# Start of Stored records

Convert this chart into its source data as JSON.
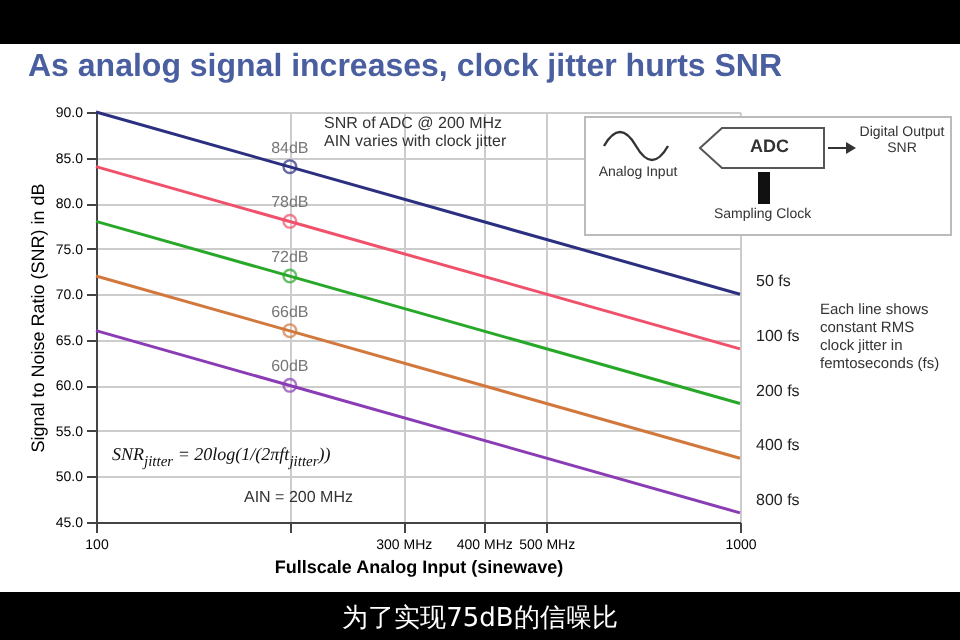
{
  "chart_data": {
    "type": "line",
    "title": "As analog signal increases, clock jitter hurts SNR",
    "xlabel": "Fullscale Analog Input (sinewave)",
    "ylabel": "Signal to Noise Ratio (SNR) in dB",
    "log": "x",
    "grid": true,
    "legend": false,
    "xlim": [
      100,
      1000
    ],
    "xticks": [
      100,
      {
        "value": 200,
        "label": null
      },
      {
        "value": 300,
        "label": "300 MHz"
      },
      {
        "value": 400,
        "label": "400 MHz"
      },
      {
        "value": 500,
        "label": "500 MHz"
      },
      1000
    ],
    "ylim": [
      45,
      90
    ],
    "yticks": [
      {
        "value": 45,
        "label": "45.0"
      },
      {
        "value": 50,
        "label": "50.0"
      },
      {
        "value": 55,
        "label": "55.0"
      },
      {
        "value": 60,
        "label": "60.0"
      },
      {
        "value": 65,
        "label": "65.0"
      },
      {
        "value": 70,
        "label": "70.0"
      },
      {
        "value": 75,
        "label": "75.0"
      },
      {
        "value": 80,
        "label": "80.0"
      },
      {
        "value": 85,
        "label": "85.0"
      },
      {
        "value": 90,
        "label": "90.0"
      }
    ],
    "series": [
      {
        "name": "50 fs",
        "color": "#2b2f80",
        "x": [
          100,
          1000
        ],
        "values": [
          90,
          70
        ]
      },
      {
        "name": "100 fs",
        "color": "#f0506a",
        "x": [
          100,
          1000
        ],
        "values": [
          84,
          64
        ]
      },
      {
        "name": "200 fs",
        "color": "#28a828",
        "x": [
          100,
          1000
        ],
        "values": [
          78,
          58
        ]
      },
      {
        "name": "400 fs",
        "color": "#d2783c",
        "x": [
          100,
          1000
        ],
        "values": [
          72,
          52
        ]
      },
      {
        "name": "800 fs",
        "color": "#8a3cb4",
        "x": [
          100,
          1000
        ],
        "values": [
          66,
          46
        ]
      },
      {
        "type": "scatter",
        "marker": "circle",
        "color": "#2b2f80",
        "x": [
          200
        ],
        "values": [
          84
        ],
        "value_labels": [
          "84dB"
        ]
      },
      {
        "type": "scatter",
        "marker": "circle",
        "color": "#f0506a",
        "x": [
          200
        ],
        "values": [
          78
        ],
        "value_labels": [
          "78dB"
        ]
      },
      {
        "type": "scatter",
        "marker": "circle",
        "color": "#28a828",
        "x": [
          200
        ],
        "values": [
          72
        ],
        "value_labels": [
          "72dB"
        ]
      },
      {
        "type": "scatter",
        "marker": "circle",
        "color": "#d2783c",
        "x": [
          200
        ],
        "values": [
          66
        ],
        "value_labels": [
          "66dB"
        ]
      },
      {
        "type": "scatter",
        "marker": "circle",
        "color": "#8a3cb4",
        "x": [
          200
        ],
        "values": [
          60
        ],
        "value_labels": [
          "60dB"
        ]
      }
    ],
    "annotations": [
      "SNR of ADC @ 200 MHz",
      "AIN varies with clock jitter",
      "Each line shows constant RMS clock jitter in femtoseconds (fs)",
      "AIN = 200 MHz",
      "SNR$_{jitter}$ = 20log(1/(2πft$_{jitter}$))",
      "ADC",
      "Analog Input",
      "Digital Output SNR",
      "Sampling Clock",
      "为了实现75dB的信噪比"
    ]
  }
}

# End of Stored records

> **Exercise brief**: Make an exact copy of the data, leaving its pictures out.

> **The reply**:
Convert this chart into its source data as JSON.
{
  "chart_data": {
    "type": "line",
    "title": "As analog signal increases, clock jitter hurts SNR",
    "xlabel": "Fullscale Analog Input (sinewave)",
    "ylabel": "Signal to Noise Ratio (SNR) in dB",
    "log": "x",
    "grid": true,
    "legend": false,
    "xlim": [
      100,
      1000
    ],
    "xticks": [
      100,
      {
        "value": 200,
        "label": null
      },
      {
        "value": 300,
        "label": "300 MHz"
      },
      {
        "value": 400,
        "label": "400 MHz"
      },
      {
        "value": 500,
        "label": "500 MHz"
      },
      1000
    ],
    "ylim": [
      45,
      90
    ],
    "yticks": [
      {
        "value": 45,
        "label": "45.0"
      },
      {
        "value": 50,
        "label": "50.0"
      },
      {
        "value": 55,
        "label": "55.0"
      },
      {
        "value": 60,
        "label": "60.0"
      },
      {
        "value": 65,
        "label": "65.0"
      },
      {
        "value": 70,
        "label": "70.0"
      },
      {
        "value": 75,
        "label": "75.0"
      },
      {
        "value": 80,
        "label": "80.0"
      },
      {
        "value": 85,
        "label": "85.0"
      },
      {
        "value": 90,
        "label": "90.0"
      }
    ],
    "series": [
      {
        "name": "50 fs",
        "color": "#2b2f80",
        "x": [
          100,
          1000
        ],
        "values": [
          90,
          70
        ]
      },
      {
        "name": "100 fs",
        "color": "#f0506a",
        "x": [
          100,
          1000
        ],
        "values": [
          84,
          64
        ]
      },
      {
        "name": "200 fs",
        "color": "#28a828",
        "x": [
          100,
          1000
        ],
        "values": [
          78,
          58
        ]
      },
      {
        "name": "400 fs",
        "color": "#d2783c",
        "x": [
          100,
          1000
        ],
        "values": [
          72,
          52
        ]
      },
      {
        "name": "800 fs",
        "color": "#8a3cb4",
        "x": [
          100,
          1000
        ],
        "values": [
          66,
          46
        ]
      },
      {
        "type": "scatter",
        "marker": "circle",
        "color": "#2b2f80",
        "x": [
          200
        ],
        "values": [
          84
        ],
        "value_labels": [
          "84dB"
        ]
      },
      {
        "type": "scatter",
        "marker": "circle",
        "color": "#f0506a",
        "x": [
          200
        ],
        "values": [
          78
        ],
        "value_labels": [
          "78dB"
        ]
      },
      {
        "type": "scatter",
        "marker": "circle",
        "color": "#28a828",
        "x": [
          200
        ],
        "values": [
          72
        ],
        "value_labels": [
          "72dB"
        ]
      },
      {
        "type": "scatter",
        "marker": "circle",
        "color": "#d2783c",
        "x": [
          200
        ],
        "values": [
          66
        ],
        "value_labels": [
          "66dB"
        ]
      },
      {
        "type": "scatter",
        "marker": "circle",
        "color": "#8a3cb4",
        "x": [
          200
        ],
        "values": [
          60
        ],
        "value_labels": [
          "60dB"
        ]
      }
    ],
    "annotations": [
      "SNR of ADC @ 200 MHz",
      "AIN varies with clock jitter",
      "Each line shows constant RMS clock jitter in femtoseconds (fs)",
      "AIN = 200 MHz",
      "SNR$_{jitter}$ = 20log(1/(2πft$_{jitter}$))",
      "ADC",
      "Analog Input",
      "Digital Output SNR",
      "Sampling Clock",
      "为了实现75dB的信噪比"
    ]
  }
}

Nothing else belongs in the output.